[Stored data entries]

---*---

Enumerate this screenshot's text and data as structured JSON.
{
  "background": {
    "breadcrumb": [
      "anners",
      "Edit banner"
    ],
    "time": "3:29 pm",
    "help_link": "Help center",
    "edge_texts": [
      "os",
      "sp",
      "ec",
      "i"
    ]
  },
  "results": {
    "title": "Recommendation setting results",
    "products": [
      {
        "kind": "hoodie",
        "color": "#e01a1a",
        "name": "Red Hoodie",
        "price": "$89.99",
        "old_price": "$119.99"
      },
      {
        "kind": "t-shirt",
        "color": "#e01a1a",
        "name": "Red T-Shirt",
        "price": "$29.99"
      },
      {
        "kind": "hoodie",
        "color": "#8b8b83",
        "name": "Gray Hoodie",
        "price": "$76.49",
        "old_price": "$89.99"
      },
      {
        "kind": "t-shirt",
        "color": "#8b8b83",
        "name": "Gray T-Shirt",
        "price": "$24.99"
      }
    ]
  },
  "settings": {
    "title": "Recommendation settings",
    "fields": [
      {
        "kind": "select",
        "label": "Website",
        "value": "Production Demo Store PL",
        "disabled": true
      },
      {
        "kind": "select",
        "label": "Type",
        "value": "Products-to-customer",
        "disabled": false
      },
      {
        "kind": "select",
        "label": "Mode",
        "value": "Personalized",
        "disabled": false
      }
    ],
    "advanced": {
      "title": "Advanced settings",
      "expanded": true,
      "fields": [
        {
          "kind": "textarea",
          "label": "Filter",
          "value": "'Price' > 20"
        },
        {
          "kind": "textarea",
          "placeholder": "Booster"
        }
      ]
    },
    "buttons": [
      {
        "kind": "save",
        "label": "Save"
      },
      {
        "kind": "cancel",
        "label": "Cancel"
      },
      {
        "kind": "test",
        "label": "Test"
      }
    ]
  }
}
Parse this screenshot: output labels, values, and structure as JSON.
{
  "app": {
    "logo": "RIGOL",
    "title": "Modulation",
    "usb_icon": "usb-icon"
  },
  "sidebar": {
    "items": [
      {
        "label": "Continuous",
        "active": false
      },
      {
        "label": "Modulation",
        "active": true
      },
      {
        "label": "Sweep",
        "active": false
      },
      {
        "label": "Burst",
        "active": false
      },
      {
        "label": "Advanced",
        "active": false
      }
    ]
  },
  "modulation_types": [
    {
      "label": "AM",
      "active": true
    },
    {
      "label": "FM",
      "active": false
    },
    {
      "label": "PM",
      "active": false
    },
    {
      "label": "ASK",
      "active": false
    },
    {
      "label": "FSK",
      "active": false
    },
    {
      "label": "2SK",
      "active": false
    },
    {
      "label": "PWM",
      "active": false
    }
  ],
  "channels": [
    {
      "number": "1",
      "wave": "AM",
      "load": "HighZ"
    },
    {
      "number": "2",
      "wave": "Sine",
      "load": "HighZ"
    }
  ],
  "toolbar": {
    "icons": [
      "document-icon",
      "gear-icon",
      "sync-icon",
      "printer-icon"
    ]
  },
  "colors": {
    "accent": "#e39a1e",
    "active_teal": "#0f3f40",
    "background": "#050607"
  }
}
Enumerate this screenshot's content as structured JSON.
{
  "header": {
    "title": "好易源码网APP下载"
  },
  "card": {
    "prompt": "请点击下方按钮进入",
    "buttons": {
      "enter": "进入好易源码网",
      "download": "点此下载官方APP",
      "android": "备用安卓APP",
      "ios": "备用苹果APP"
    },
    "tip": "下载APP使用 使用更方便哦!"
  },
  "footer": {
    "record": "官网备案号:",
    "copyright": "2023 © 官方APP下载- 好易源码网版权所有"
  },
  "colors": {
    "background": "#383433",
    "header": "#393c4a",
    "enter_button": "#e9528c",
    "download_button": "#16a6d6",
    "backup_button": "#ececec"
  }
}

---*---

* **Problem details**:
Take the data above and return it exactly.

* **Response to this task**:
Enumerate this screenshot's text and data as structured JSON.
{
  "background": {
    "breadcrumb": [
      "anners",
      "Edit banner"
    ],
    "time": "3:29 pm",
    "help_link": "Help center",
    "edge_texts": [
      "os",
      "sp",
      "ec",
      "i"
    ]
  },
  "results": {
    "title": "Recommendation setting results",
    "products": [
      {
        "kind": "hoodie",
        "color": "#e01a1a",
        "name": "Red Hoodie",
        "price": "$89.99",
        "old_price": "$119.99"
      },
      {
        "kind": "t-shirt",
        "color": "#e01a1a",
        "name": "Red T-Shirt",
        "price": "$29.99"
      },
      {
        "kind": "hoodie",
        "color": "#8b8b83",
        "name": "Gray Hoodie",
        "price": "$76.49",
        "old_price": "$89.99"
      },
      {
        "kind": "t-shirt",
        "color": "#8b8b83",
        "name": "Gray T-Shirt",
        "price": "$24.99"
      }
    ]
  },
  "settings": {
    "title": "Recommendation settings",
    "fields": [
      {
        "kind": "select",
        "label": "Website",
        "value": "Production Demo Store PL",
        "disabled": true
      },
      {
        "kind": "select",
        "label": "Type",
        "value": "Products-to-customer",
        "disabled": false
      },
      {
        "kind": "select",
        "label": "Mode",
        "value": "Personalized",
        "disabled": false
      }
    ],
    "advanced": {
      "title": "Advanced settings",
      "expanded": true,
      "fields": [
        {
          "kind": "textarea",
          "label": "Filter",
          "value": "'Price' > 20"
        },
        {
          "kind": "textarea",
          "placeholder": "Booster"
        }
      ]
    },
    "buttons": [
      {
        "kind": "save",
        "label": "Save"
      },
      {
        "kind": "cancel",
        "label": "Cancel"
      },
      {
        "kind": "test",
        "label": "Test"
      }
    ]
  }
}
Parse this screenshot: output labels, values, and structure as JSON.
{
  "app": {
    "logo": "RIGOL",
    "title": "Modulation",
    "usb_icon": "usb-icon"
  },
  "sidebar": {
    "items": [
      {
        "label": "Continuous",
        "active": false
      },
      {
        "label": "Modulation",
        "active": true
      },
      {
        "label": "Sweep",
        "active": false
      },
      {
        "label": "Burst",
        "active": false
      },
      {
        "label": "Advanced",
        "active": false
      }
    ]
  },
  "modulation_types": [
    {
      "label": "AM",
      "active": true
    },
    {
      "label": "FM",
      "active": false
    },
    {
      "label": "PM",
      "active": false
    },
    {
      "label": "ASK",
      "active": false
    },
    {
      "label": "FSK",
      "active": false
    },
    {
      "label": "2SK",
      "active": false
    },
    {
      "label": "PWM",
      "active": false
    }
  ],
  "channels": [
    {
      "number": "1",
      "wave": "AM",
      "load": "HighZ"
    },
    {
      "number": "2",
      "wave": "Sine",
      "load": "HighZ"
    }
  ],
  "toolbar": {
    "icons": [
      "document-icon",
      "gear-icon",
      "sync-icon",
      "printer-icon"
    ]
  },
  "colors": {
    "accent": "#e39a1e",
    "active_teal": "#0f3f40",
    "background": "#050607"
  }
}
Enumerate this screenshot's content as structured JSON.
{
  "header": {
    "title": "好易源码网APP下载"
  },
  "card": {
    "prompt": "请点击下方按钮进入",
    "buttons": {
      "enter": "进入好易源码网",
      "download": "点此下载官方APP",
      "android": "备用安卓APP",
      "ios": "备用苹果APP"
    },
    "tip": "下载APP使用 使用更方便哦!"
  },
  "footer": {
    "record": "官网备案号:",
    "copyright": "2023 © 官方APP下载- 好易源码网版权所有"
  },
  "colors": {
    "background": "#383433",
    "header": "#393c4a",
    "enter_button": "#e9528c",
    "download_button": "#16a6d6",
    "backup_button": "#ececec"
  }
}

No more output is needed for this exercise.